Bounding box annotations:
______

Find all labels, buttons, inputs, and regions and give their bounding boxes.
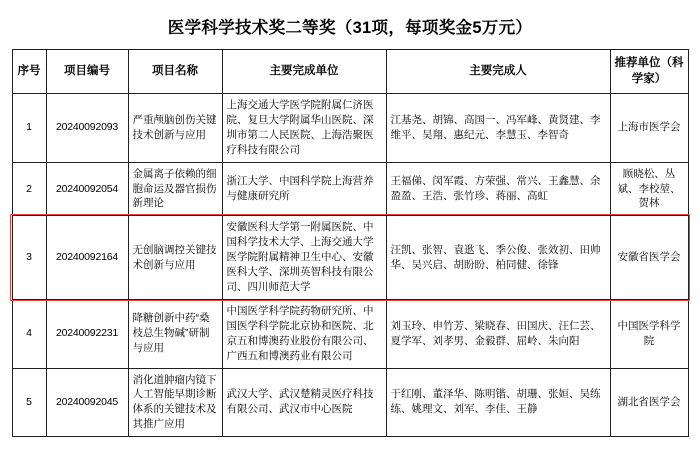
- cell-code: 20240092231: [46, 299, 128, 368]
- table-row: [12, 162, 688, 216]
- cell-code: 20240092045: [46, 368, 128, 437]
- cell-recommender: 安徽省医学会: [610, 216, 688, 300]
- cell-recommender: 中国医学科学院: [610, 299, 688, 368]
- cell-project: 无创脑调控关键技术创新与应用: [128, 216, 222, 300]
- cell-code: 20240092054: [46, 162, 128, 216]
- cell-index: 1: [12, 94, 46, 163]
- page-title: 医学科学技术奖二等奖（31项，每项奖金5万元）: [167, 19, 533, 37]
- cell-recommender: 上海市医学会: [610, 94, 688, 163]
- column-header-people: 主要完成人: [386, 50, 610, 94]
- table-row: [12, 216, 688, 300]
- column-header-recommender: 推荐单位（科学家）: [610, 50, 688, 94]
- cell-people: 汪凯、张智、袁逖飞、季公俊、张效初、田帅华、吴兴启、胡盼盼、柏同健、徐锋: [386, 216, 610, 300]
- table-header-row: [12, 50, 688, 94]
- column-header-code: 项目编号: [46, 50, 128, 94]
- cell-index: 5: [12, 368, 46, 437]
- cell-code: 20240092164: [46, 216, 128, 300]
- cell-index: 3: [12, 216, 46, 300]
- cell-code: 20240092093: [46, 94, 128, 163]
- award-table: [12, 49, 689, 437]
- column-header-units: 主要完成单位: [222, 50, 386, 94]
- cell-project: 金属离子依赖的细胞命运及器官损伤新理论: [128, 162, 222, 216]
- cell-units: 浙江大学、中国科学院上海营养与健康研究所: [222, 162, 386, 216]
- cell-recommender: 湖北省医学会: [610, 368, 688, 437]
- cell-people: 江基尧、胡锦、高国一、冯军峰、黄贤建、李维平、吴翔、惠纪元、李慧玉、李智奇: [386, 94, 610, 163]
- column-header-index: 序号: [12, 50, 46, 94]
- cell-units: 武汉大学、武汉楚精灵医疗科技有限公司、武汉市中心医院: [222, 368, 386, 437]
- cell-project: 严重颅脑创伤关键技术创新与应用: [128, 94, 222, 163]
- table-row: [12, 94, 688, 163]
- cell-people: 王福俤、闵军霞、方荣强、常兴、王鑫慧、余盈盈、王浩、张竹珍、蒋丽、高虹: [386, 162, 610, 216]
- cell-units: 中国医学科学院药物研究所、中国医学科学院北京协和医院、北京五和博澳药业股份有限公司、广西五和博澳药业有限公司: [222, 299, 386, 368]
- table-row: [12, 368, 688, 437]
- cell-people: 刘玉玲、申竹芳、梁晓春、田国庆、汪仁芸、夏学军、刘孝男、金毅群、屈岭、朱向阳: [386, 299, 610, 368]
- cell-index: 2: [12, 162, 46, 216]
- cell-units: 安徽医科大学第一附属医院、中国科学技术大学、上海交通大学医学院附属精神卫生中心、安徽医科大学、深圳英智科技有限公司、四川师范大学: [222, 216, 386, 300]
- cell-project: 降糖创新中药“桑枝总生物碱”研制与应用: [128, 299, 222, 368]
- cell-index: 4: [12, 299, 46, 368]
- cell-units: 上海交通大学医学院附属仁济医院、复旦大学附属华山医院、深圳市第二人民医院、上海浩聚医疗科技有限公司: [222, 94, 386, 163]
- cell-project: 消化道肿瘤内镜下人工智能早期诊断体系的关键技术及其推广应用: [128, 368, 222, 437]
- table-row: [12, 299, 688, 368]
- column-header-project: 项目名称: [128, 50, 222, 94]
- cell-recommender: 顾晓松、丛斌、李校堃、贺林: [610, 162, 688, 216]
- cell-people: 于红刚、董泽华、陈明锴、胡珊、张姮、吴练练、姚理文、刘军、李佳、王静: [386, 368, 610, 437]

______

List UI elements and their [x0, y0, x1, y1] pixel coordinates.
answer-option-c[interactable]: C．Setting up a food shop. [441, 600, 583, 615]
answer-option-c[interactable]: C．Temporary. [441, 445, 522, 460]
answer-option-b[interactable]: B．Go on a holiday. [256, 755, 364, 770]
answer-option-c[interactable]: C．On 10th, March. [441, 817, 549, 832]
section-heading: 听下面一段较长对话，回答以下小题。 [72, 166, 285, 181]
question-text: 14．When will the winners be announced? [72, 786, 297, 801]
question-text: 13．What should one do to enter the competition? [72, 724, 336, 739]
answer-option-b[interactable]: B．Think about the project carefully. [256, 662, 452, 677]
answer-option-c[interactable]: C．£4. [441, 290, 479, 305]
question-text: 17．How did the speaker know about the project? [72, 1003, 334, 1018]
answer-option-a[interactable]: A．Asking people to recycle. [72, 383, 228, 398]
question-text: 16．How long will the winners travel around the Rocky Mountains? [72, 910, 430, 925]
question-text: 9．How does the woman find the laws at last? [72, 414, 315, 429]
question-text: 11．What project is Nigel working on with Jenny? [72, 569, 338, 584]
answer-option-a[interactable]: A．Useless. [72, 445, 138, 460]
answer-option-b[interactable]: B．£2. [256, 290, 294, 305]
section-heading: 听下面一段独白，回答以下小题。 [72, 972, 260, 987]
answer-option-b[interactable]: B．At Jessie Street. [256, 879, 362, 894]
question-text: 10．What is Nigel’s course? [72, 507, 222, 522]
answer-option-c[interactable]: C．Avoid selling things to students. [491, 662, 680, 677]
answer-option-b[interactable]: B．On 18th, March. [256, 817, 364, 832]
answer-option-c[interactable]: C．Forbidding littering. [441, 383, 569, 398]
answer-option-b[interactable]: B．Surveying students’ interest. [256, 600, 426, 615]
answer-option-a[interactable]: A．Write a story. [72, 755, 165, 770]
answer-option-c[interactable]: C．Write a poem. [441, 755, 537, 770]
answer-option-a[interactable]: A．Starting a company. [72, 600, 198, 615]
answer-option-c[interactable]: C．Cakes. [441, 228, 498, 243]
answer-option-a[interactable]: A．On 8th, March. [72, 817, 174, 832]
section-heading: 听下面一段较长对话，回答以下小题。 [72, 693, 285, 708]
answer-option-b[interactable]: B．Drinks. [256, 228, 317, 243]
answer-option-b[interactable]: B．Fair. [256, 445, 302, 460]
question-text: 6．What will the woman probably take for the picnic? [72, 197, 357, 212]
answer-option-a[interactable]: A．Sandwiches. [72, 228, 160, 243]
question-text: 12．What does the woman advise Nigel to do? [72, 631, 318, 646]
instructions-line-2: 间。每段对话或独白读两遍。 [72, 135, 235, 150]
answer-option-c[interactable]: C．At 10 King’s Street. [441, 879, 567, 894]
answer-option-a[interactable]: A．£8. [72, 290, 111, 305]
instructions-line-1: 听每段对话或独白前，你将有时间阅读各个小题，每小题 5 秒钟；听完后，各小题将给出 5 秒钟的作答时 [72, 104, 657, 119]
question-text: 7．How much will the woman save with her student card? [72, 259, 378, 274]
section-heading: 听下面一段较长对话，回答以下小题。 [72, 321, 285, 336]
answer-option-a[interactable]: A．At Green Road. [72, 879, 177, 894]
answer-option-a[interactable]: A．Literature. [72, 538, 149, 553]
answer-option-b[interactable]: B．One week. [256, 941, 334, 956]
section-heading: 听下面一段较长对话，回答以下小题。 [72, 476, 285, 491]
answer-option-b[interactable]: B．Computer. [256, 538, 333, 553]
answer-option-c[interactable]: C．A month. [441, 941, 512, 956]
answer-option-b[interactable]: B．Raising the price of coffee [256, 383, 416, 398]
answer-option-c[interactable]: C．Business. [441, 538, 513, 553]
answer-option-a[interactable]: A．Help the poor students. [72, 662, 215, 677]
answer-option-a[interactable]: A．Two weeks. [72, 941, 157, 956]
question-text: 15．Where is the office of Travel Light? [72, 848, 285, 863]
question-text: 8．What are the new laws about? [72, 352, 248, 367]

______

_TASK TO COMPLETE_. Repeat, unchanged, the lines of the material from the one containing "- cell-code: 20240092231: [46, 299, 128, 368]" to the one containing "- cell-project: 无创脑调控关键技术创新与应用: [128, 216, 222, 300]", both included.

_ANSWER TO THE TASK_.
- cell-code: 20240092231: [46, 299, 128, 368]
- table-row: [12, 162, 688, 216]
- cell-code: 20240092045: [46, 368, 128, 437]
- cell-recommender: 安徽省医学会: [610, 216, 688, 300]
- cell-recommender: 中国医学科学院: [610, 299, 688, 368]
- cell-project: 无创脑调控关键技术创新与应用: [128, 216, 222, 300]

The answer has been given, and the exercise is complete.